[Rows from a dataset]
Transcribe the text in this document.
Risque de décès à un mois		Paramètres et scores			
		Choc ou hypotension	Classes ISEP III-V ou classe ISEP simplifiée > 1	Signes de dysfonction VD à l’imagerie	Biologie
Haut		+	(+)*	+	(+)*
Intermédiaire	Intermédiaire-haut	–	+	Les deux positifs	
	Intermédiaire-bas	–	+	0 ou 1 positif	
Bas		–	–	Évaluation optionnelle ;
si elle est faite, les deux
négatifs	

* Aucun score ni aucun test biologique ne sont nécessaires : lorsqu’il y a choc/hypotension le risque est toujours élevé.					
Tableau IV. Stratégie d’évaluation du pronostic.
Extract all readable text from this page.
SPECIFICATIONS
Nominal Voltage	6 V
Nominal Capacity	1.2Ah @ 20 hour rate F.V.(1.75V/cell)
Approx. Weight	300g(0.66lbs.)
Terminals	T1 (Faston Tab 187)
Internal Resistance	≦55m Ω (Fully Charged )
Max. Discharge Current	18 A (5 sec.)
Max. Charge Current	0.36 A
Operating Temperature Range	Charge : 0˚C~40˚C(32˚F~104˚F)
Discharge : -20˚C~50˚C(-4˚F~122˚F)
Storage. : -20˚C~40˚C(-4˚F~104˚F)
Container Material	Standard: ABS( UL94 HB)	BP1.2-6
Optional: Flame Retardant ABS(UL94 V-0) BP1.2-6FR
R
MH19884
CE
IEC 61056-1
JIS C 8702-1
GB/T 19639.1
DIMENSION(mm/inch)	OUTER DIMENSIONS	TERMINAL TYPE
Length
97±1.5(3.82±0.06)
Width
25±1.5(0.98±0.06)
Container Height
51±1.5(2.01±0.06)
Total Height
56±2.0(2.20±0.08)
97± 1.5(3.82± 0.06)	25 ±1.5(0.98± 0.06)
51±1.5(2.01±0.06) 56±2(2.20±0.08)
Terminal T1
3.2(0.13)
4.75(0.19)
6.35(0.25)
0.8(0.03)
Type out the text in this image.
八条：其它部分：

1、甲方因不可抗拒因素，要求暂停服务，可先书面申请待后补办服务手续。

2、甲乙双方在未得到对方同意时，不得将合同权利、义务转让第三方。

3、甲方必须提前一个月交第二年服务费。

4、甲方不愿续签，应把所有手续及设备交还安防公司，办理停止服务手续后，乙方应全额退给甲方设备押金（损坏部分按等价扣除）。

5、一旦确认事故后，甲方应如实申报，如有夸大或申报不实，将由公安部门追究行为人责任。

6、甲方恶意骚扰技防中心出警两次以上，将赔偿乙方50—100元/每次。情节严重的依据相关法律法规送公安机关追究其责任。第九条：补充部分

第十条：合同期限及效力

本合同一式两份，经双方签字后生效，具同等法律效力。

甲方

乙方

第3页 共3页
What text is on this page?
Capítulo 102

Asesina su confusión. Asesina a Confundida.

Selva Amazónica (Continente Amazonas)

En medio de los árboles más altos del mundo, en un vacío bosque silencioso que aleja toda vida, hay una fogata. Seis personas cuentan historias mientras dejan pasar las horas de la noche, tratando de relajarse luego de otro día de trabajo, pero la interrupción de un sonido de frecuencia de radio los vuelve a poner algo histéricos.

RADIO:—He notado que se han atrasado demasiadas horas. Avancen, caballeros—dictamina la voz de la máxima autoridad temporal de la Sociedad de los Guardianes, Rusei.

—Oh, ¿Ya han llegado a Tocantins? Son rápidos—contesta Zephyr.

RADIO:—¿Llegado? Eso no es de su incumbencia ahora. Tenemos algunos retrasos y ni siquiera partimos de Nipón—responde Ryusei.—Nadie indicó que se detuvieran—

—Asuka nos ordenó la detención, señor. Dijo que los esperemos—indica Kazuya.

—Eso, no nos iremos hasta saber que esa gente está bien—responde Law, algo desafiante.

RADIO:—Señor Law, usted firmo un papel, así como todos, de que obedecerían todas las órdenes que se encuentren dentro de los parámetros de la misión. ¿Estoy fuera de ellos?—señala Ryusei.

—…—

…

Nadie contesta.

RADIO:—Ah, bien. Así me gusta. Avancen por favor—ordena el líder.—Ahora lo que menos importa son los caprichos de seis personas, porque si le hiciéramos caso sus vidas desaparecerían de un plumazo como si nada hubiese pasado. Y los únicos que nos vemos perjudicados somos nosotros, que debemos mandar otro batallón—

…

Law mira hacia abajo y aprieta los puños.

What this task involves: Repeat the records above exactly, from the first line to the last.

Output:
Transcribe the text in this document.
Risque de décès à un mois		Paramètres et scores			
		Choc ou hypotension	Classes ISEP III-V ou classe ISEP simplifiée > 1	Signes de dysfonction VD à l’imagerie	Biologie
Haut		+	(+)*	+	(+)*
Intermédiaire	Intermédiaire-haut	–	+	Les deux positifs	
	Intermédiaire-bas	–	+	0 ou 1 positif	
Bas		–	–	Évaluation optionnelle ;
si elle est faite, les deux
négatifs	

* Aucun score ni aucun test biologique ne sont nécessaires : lorsqu’il y a choc/hypotension le risque est toujours élevé.					
Tableau IV. Stratégie d’évaluation du pronostic.
Extract all readable text from this page.
SPECIFICATIONS
Nominal Voltage	6 V
Nominal Capacity	1.2Ah @ 20 hour rate F.V.(1.75V/cell)
Approx. Weight	300g(0.66lbs.)
Terminals	T1 (Faston Tab 187)
Internal Resistance	≦55m Ω (Fully Charged )
Max. Discharge Current	18 A (5 sec.)
Max. Charge Current	0.36 A
Operating Temperature Range	Charge : 0˚C~40˚C(32˚F~104˚F)
Discharge : -20˚C~50˚C(-4˚F~122˚F)
Storage. : -20˚C~40˚C(-4˚F~104˚F)
Container Material	Standard: ABS( UL94 HB)	BP1.2-6
Optional: Flame Retardant ABS(UL94 V-0) BP1.2-6FR
R
MH19884
CE
IEC 61056-1
JIS C 8702-1
GB/T 19639.1
DIMENSION(mm/inch)	OUTER DIMENSIONS	TERMINAL TYPE
Length
97±1.5(3.82±0.06)
Width
25±1.5(0.98±0.06)
Container Height
51±1.5(2.01±0.06)
Total Height
56±2.0(2.20±0.08)
97± 1.5(3.82± 0.06)	25 ±1.5(0.98± 0.06)
51±1.5(2.01±0.06) 56±2(2.20±0.08)
Terminal T1
3.2(0.13)
4.75(0.19)
6.35(0.25)
0.8(0.03)
Type out the text in this image.
八条：其它部分：

1、甲方因不可抗拒因素，要求暂停服务，可先书面申请待后补办服务手续。

2、甲乙双方在未得到对方同意时，不得将合同权利、义务转让第三方。

3、甲方必须提前一个月交第二年服务费。

4、甲方不愿续签，应把所有手续及设备交还安防公司，办理停止服务手续后，乙方应全额退给甲方设备押金（损坏部分按等价扣除）。

5、一旦确认事故后，甲方应如实申报，如有夸大或申报不实，将由公安部门追究行为人责任。

6、甲方恶意骚扰技防中心出警两次以上，将赔偿乙方50—100元/每次。情节严重的依据相关法律法规送公安机关追究其责任。第九条：补充部分

第十条：合同期限及效力

本合同一式两份，经双方签字后生效，具同等法律效力。

甲方

乙方

第3页 共3页
What text is on this page?
Capítulo 102

Asesina su confusión. Asesina a Confundida.

Selva Amazónica (Continente Amazonas)

En medio de los árboles más altos del mundo, en un vacío bosque silencioso que aleja toda vida, hay una fogata. Seis personas cuentan historias mientras dejan pasar las horas de la noche, tratando de relajarse luego de otro día de trabajo, pero la interrupción de un sonido de frecuencia de radio los vuelve a poner algo histéricos.

RADIO:—He notado que se han atrasado demasiadas horas. Avancen, caballeros—dictamina la voz de la máxima autoridad temporal de la Sociedad de los Guardianes, Rusei.

—Oh, ¿Ya han llegado a Tocantins? Son rápidos—contesta Zephyr.

RADIO:—¿Llegado? Eso no es de su incumbencia ahora. Tenemos algunos retrasos y ni siquiera partimos de Nipón—responde Ryusei.—Nadie indicó que se detuvieran—

—Asuka nos ordenó la detención, señor. Dijo que los esperemos—indica Kazuya.

—Eso, no nos iremos hasta saber que esa gente está bien—responde Law, algo desafiante.

RADIO:—Señor Law, usted firmo un papel, así como todos, de que obedecerían todas las órdenes que se encuentren dentro de los parámetros de la misión. ¿Estoy fuera de ellos?—señala Ryusei.

—…—

…

Nadie contesta.

RADIO:—Ah, bien. Así me gusta. Avancen por favor—ordena el líder.—Ahora lo que menos importa son los caprichos de seis personas, porque si le hiciéramos caso sus vidas desaparecerían de un plumazo como si nada hubiese pasado. Y los únicos que nos vemos perjudicados somos nosotros, que debemos mandar otro batallón—

…

Law mira hacia abajo y aprieta los puños.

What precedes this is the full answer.